**Task directions**: Extract every one of the lines below, keeping each character the same.

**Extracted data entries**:
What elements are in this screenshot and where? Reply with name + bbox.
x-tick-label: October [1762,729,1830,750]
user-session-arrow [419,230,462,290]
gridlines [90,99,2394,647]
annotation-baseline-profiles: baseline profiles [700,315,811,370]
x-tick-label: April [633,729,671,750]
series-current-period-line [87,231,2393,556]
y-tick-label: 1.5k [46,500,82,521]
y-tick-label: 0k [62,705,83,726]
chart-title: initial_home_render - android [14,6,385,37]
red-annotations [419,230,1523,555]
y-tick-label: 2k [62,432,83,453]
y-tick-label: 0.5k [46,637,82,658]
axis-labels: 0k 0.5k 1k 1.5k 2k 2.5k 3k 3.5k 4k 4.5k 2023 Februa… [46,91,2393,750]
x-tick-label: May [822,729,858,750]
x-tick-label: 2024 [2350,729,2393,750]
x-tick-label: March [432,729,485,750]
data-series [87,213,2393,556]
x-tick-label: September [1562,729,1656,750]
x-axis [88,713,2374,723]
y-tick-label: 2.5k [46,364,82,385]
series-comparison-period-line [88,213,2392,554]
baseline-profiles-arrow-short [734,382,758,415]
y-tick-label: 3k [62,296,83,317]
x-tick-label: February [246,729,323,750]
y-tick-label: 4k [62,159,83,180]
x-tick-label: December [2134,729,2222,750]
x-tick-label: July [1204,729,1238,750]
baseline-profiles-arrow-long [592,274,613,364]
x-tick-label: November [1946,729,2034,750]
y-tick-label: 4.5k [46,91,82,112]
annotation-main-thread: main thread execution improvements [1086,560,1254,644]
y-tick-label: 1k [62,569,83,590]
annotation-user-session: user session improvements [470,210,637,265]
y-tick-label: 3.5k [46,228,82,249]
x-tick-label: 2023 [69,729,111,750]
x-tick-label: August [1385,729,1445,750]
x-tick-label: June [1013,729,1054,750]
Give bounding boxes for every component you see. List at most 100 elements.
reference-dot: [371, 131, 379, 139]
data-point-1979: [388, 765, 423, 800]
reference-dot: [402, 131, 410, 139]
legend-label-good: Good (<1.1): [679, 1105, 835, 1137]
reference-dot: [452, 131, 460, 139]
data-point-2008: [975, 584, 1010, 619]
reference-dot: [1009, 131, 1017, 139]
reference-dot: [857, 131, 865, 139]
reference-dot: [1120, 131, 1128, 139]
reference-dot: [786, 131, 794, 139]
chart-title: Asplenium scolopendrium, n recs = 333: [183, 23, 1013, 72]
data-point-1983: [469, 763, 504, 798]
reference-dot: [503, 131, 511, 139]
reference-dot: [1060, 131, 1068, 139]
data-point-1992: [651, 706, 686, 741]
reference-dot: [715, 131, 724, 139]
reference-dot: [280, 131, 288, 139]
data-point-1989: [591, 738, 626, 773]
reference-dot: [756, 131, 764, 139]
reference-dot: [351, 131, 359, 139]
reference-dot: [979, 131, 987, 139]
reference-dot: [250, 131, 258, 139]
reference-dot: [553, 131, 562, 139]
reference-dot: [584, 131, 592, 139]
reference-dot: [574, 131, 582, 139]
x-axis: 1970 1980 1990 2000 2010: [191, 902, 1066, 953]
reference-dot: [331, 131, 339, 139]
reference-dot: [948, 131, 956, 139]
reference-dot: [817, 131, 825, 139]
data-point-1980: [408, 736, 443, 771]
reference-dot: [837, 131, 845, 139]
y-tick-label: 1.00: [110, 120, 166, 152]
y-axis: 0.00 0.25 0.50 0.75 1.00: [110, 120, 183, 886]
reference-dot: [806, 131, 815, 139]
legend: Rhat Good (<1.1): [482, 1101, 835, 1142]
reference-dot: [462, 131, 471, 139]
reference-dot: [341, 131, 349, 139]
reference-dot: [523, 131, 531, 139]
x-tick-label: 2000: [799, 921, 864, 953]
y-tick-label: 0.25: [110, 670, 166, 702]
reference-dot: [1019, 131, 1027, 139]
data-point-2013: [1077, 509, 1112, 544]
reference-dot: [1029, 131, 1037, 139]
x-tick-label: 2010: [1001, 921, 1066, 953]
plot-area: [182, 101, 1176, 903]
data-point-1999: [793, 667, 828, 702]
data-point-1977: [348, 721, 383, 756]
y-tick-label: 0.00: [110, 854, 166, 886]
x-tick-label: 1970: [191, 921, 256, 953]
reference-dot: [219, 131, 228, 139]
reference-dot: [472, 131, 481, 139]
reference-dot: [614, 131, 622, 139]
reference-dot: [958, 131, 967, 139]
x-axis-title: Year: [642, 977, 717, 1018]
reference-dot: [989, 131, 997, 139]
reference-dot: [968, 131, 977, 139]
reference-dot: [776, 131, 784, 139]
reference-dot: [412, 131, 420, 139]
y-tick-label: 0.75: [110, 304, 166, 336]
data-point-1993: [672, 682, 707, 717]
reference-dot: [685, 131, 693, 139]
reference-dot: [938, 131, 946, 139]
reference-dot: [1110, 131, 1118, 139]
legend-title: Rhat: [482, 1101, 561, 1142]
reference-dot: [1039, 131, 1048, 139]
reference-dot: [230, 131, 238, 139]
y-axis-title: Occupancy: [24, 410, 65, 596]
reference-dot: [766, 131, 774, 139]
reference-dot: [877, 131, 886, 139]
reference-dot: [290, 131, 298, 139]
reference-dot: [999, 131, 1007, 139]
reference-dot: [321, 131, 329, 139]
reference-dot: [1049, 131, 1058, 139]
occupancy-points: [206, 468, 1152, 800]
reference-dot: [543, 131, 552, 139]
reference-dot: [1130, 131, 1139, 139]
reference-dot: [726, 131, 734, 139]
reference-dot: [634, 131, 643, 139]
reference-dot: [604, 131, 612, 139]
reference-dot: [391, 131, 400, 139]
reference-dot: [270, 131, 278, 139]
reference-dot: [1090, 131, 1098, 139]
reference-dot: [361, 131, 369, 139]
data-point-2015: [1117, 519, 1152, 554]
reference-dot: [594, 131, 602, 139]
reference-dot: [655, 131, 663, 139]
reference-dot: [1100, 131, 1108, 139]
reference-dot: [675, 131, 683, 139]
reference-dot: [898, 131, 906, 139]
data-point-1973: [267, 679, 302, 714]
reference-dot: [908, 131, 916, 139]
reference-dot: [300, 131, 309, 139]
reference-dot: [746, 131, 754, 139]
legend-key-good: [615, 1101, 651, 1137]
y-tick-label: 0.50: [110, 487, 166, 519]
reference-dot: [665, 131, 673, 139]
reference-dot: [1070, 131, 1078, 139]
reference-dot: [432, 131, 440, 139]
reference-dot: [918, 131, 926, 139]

**Expected output**:
What elements are in this screenshot and where? Reply with name + bbox.
x-tick-label: October [1762,729,1830,750]
user-session-arrow [419,230,462,290]
gridlines [90,99,2394,647]
annotation-baseline-profiles: baseline profiles [700,315,811,370]
x-tick-label: April [633,729,671,750]
series-current-period-line [87,231,2393,556]
y-tick-label: 1.5k [46,500,82,521]
y-tick-label: 0k [62,705,83,726]
chart-title: initial_home_render - android [14,6,385,37]
red-annotations [419,230,1523,555]
y-tick-label: 2k [62,432,83,453]
y-tick-label: 0.5k [46,637,82,658]
axis-labels: 0k 0.5k 1k 1.5k 2k 2.5k 3k 3.5k 4k 4.5k 2023 Februa… [46,91,2393,750]
x-tick-label: May [822,729,858,750]
x-tick-label: 2024 [2350,729,2393,750]
x-tick-label: March [432,729,485,750]
data-series [87,213,2393,556]
x-tick-label: September [1562,729,1656,750]
x-axis [88,713,2374,723]
y-tick-label: 2.5k [46,364,82,385]
series-comparison-period-line [88,213,2392,554]
baseline-profiles-arrow-short [734,382,758,415]
y-tick-label: 3k [62,296,83,317]
x-tick-label: February [246,729,323,750]
y-tick-label: 4k [62,159,83,180]
x-tick-label: December [2134,729,2222,750]
x-tick-label: July [1204,729,1238,750]
baseline-profiles-arrow-long [592,274,613,364]
x-tick-label: November [1946,729,2034,750]
y-tick-label: 4.5k [46,91,82,112]
annotation-main-thread: main thread execution improvements [1086,560,1254,644]
y-tick-label: 1k [62,569,83,590]
annotation-user-session: user session improvements [470,210,637,265]
y-tick-label: 3.5k [46,228,82,249]
x-tick-label: 2023 [69,729,111,750]
x-tick-label: August [1385,729,1445,750]
x-tick-label: June [1013,729,1054,750]
Give bounding boxes for every component you see. List at most 100 elements.
reference-dot: [371, 131, 379, 139]
data-point-1979: [388, 765, 423, 800]
reference-dot: [402, 131, 410, 139]
legend-label-good: Good (<1.1): [679, 1105, 835, 1137]
reference-dot: [452, 131, 460, 139]
data-point-2008: [975, 584, 1010, 619]
reference-dot: [1009, 131, 1017, 139]
reference-dot: [857, 131, 865, 139]
reference-dot: [1120, 131, 1128, 139]
reference-dot: [786, 131, 794, 139]
chart-title: Asplenium scolopendrium, n recs = 333: [183, 23, 1013, 72]
data-point-1983: [469, 763, 504, 798]
reference-dot: [503, 131, 511, 139]
reference-dot: [1060, 131, 1068, 139]
data-point-1992: [651, 706, 686, 741]
reference-dot: [715, 131, 724, 139]
reference-dot: [280, 131, 288, 139]
data-point-1989: [591, 738, 626, 773]
reference-dot: [756, 131, 764, 139]
reference-dot: [351, 131, 359, 139]
reference-dot: [979, 131, 987, 139]
reference-dot: [250, 131, 258, 139]
reference-dot: [553, 131, 562, 139]
reference-dot: [584, 131, 592, 139]
reference-dot: [574, 131, 582, 139]
x-axis: 1970 1980 1990 2000 2010: [191, 902, 1066, 953]
reference-dot: [331, 131, 339, 139]
reference-dot: [948, 131, 956, 139]
reference-dot: [817, 131, 825, 139]
data-point-1980: [408, 736, 443, 771]
reference-dot: [837, 131, 845, 139]
y-tick-label: 1.00: [110, 120, 166, 152]
y-axis: 0.00 0.25 0.50 0.75 1.00: [110, 120, 183, 886]
reference-dot: [806, 131, 815, 139]
legend: Rhat Good (<1.1): [482, 1101, 835, 1142]
reference-dot: [462, 131, 471, 139]
reference-dot: [341, 131, 349, 139]
reference-dot: [523, 131, 531, 139]
x-tick-label: 2000: [799, 921, 864, 953]
y-tick-label: 0.25: [110, 670, 166, 702]
reference-dot: [1019, 131, 1027, 139]
data-point-2013: [1077, 509, 1112, 544]
reference-dot: [1029, 131, 1037, 139]
x-tick-label: 2010: [1001, 921, 1066, 953]
plot-area: [182, 101, 1176, 903]
data-point-1999: [793, 667, 828, 702]
data-point-1977: [348, 721, 383, 756]
y-tick-label: 0.00: [110, 854, 166, 886]
x-tick-label: 1970: [191, 921, 256, 953]
reference-dot: [219, 131, 228, 139]
reference-dot: [472, 131, 481, 139]
reference-dot: [614, 131, 622, 139]
reference-dot: [958, 131, 967, 139]
x-axis-title: Year: [642, 977, 717, 1018]
reference-dot: [989, 131, 997, 139]
reference-dot: [968, 131, 977, 139]
reference-dot: [776, 131, 784, 139]
reference-dot: [412, 131, 420, 139]
y-tick-label: 0.75: [110, 304, 166, 336]
data-point-1993: [672, 682, 707, 717]
reference-dot: [685, 131, 693, 139]
reference-dot: [938, 131, 946, 139]
reference-dot: [1110, 131, 1118, 139]
legend-title: Rhat: [482, 1101, 561, 1142]
reference-dot: [1039, 131, 1048, 139]
reference-dot: [230, 131, 238, 139]
y-axis-title: Occupancy: [24, 410, 65, 596]
reference-dot: [766, 131, 774, 139]
reference-dot: [877, 131, 886, 139]
reference-dot: [290, 131, 298, 139]
reference-dot: [999, 131, 1007, 139]
reference-dot: [321, 131, 329, 139]
reference-dot: [1049, 131, 1058, 139]
occupancy-points: [206, 468, 1152, 800]
reference-dot: [543, 131, 552, 139]
reference-dot: [1130, 131, 1139, 139]
reference-dot: [726, 131, 734, 139]
reference-dot: [634, 131, 643, 139]
reference-dot: [604, 131, 612, 139]
reference-dot: [391, 131, 400, 139]
reference-dot: [270, 131, 278, 139]
reference-dot: [1090, 131, 1098, 139]
reference-dot: [361, 131, 369, 139]
data-point-2015: [1117, 519, 1152, 554]
reference-dot: [594, 131, 602, 139]
reference-dot: [655, 131, 663, 139]
reference-dot: [1100, 131, 1108, 139]
reference-dot: [675, 131, 683, 139]
reference-dot: [898, 131, 906, 139]
data-point-1973: [267, 679, 302, 714]
reference-dot: [908, 131, 916, 139]
reference-dot: [300, 131, 309, 139]
reference-dot: [746, 131, 754, 139]
legend-key-good: [615, 1101, 651, 1137]
y-tick-label: 0.50: [110, 487, 166, 519]
reference-dot: [665, 131, 673, 139]
reference-dot: [1070, 131, 1078, 139]
reference-dot: [432, 131, 440, 139]
reference-dot: [918, 131, 926, 139]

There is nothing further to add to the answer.